** Begin **

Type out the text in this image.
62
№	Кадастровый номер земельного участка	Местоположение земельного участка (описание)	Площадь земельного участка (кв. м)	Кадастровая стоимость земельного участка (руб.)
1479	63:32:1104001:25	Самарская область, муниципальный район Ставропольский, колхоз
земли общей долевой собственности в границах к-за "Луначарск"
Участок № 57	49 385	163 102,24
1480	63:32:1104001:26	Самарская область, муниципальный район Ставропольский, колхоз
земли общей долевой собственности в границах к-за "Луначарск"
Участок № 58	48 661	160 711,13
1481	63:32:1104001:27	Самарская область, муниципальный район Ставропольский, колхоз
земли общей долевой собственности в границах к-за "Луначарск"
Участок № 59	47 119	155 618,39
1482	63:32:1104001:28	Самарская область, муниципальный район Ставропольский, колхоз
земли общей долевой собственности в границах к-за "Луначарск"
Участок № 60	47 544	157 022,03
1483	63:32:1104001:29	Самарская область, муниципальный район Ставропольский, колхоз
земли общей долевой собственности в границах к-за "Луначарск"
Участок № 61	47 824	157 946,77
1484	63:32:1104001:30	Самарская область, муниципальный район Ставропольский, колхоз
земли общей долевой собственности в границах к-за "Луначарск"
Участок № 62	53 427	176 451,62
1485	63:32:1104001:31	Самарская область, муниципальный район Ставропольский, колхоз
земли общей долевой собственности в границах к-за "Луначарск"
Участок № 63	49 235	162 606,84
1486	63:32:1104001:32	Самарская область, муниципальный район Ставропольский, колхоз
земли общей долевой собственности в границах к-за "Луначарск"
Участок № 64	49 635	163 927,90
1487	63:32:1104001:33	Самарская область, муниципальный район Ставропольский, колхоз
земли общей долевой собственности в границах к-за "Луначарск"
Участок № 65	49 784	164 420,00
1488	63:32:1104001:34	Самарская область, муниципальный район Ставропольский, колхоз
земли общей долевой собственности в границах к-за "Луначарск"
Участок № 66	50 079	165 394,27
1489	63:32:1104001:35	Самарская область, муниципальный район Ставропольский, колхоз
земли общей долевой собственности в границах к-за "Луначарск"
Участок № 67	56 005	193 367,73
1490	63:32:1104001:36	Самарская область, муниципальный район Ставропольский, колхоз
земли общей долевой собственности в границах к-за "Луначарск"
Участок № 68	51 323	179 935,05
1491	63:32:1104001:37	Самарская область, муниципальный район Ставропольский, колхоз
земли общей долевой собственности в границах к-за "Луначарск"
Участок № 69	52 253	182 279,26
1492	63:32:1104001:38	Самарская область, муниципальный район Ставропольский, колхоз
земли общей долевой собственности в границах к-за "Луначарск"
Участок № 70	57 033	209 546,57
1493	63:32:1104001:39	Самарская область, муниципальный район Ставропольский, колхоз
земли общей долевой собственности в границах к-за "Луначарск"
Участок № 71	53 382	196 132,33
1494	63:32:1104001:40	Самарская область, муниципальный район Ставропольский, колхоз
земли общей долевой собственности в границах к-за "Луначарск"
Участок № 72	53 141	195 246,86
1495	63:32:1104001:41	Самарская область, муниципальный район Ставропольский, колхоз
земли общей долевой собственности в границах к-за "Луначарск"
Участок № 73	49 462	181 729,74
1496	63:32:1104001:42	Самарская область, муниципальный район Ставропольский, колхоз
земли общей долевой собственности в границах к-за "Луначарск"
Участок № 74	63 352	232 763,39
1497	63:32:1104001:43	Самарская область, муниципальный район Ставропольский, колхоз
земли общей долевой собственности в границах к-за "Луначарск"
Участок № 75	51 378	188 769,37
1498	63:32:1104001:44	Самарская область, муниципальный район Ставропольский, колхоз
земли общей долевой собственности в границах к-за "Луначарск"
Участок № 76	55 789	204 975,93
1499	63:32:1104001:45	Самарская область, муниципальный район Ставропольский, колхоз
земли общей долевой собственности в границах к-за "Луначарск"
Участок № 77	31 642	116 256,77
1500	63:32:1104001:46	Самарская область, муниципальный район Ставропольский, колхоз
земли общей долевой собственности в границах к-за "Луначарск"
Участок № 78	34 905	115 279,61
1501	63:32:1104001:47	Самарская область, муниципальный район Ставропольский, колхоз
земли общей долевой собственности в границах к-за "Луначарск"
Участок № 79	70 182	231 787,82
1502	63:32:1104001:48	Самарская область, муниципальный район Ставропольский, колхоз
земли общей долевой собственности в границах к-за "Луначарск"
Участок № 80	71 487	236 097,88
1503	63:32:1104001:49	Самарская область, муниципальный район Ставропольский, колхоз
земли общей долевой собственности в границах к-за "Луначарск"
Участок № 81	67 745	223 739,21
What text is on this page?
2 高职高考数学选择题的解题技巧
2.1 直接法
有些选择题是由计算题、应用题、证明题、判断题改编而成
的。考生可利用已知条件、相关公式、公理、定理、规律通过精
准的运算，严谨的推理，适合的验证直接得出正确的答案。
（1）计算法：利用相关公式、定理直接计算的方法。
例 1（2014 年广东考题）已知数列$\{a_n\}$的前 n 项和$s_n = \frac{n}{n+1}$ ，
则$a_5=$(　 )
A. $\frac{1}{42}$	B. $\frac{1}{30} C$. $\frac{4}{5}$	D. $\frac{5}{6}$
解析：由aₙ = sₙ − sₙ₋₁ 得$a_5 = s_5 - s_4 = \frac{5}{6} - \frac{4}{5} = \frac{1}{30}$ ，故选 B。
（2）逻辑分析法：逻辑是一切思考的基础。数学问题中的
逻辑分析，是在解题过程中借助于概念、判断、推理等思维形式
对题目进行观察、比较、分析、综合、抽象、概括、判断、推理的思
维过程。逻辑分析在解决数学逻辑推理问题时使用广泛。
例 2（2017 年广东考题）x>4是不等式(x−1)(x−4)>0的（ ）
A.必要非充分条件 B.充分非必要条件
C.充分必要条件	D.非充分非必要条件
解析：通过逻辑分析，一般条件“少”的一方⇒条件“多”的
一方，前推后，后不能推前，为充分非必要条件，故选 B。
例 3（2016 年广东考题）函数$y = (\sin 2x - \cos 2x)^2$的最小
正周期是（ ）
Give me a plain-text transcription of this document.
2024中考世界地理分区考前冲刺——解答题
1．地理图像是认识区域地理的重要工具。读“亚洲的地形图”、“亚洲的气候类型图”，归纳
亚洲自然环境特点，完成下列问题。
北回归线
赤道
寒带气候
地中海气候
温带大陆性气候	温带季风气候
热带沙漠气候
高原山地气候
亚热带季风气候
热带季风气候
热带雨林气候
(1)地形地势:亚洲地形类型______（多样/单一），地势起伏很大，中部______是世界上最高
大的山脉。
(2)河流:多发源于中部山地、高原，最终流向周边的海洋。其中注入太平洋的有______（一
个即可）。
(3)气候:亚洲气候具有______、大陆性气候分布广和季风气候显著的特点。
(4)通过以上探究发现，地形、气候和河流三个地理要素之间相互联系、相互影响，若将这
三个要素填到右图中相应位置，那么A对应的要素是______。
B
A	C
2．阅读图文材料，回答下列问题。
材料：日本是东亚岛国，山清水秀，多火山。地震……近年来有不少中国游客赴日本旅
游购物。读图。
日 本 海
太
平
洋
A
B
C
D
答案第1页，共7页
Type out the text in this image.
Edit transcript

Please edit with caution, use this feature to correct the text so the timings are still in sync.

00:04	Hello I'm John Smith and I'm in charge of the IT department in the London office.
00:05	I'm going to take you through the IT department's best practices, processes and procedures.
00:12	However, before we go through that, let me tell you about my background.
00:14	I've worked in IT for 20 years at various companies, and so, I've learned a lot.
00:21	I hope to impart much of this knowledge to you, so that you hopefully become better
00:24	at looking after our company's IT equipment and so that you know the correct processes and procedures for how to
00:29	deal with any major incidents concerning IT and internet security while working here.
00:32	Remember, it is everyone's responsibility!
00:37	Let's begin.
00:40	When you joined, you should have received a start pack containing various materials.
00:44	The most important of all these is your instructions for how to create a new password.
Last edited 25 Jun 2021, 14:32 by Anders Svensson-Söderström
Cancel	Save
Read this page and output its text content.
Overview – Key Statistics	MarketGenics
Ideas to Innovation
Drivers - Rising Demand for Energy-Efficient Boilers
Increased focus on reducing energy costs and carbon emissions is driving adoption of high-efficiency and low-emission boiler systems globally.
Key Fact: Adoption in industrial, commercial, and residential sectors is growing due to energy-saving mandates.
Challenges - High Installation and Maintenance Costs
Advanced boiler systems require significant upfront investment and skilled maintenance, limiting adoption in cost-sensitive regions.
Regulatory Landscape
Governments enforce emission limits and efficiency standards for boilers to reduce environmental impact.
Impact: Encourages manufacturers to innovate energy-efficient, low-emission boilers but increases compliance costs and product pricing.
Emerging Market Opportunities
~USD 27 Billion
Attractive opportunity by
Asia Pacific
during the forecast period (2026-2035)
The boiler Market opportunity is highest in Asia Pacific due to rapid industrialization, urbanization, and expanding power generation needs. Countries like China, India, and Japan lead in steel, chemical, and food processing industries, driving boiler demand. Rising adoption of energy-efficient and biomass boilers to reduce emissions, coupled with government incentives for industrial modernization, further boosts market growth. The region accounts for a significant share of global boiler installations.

** End **

▶ _The problem_:
Lines that hold "Rising" are the ones to copy; find all of them.

▶ _Answer to this exercise_:
Drivers - Rising Demand for Energy-Efficient Boilers
The boiler Market opportunity is highest in Asia Pacific due to rapid industrialization, urbanization, and expanding power generation needs. Countries like China, India, and Japan lead in steel, chemical, and food processing industries, driving boiler demand. Rising adoption of energy-efficient and biomass boilers to reduce emissions, coupled with government incentives for industrial modernization, further boosts market growth. The region accounts for a significant share of global boiler installations.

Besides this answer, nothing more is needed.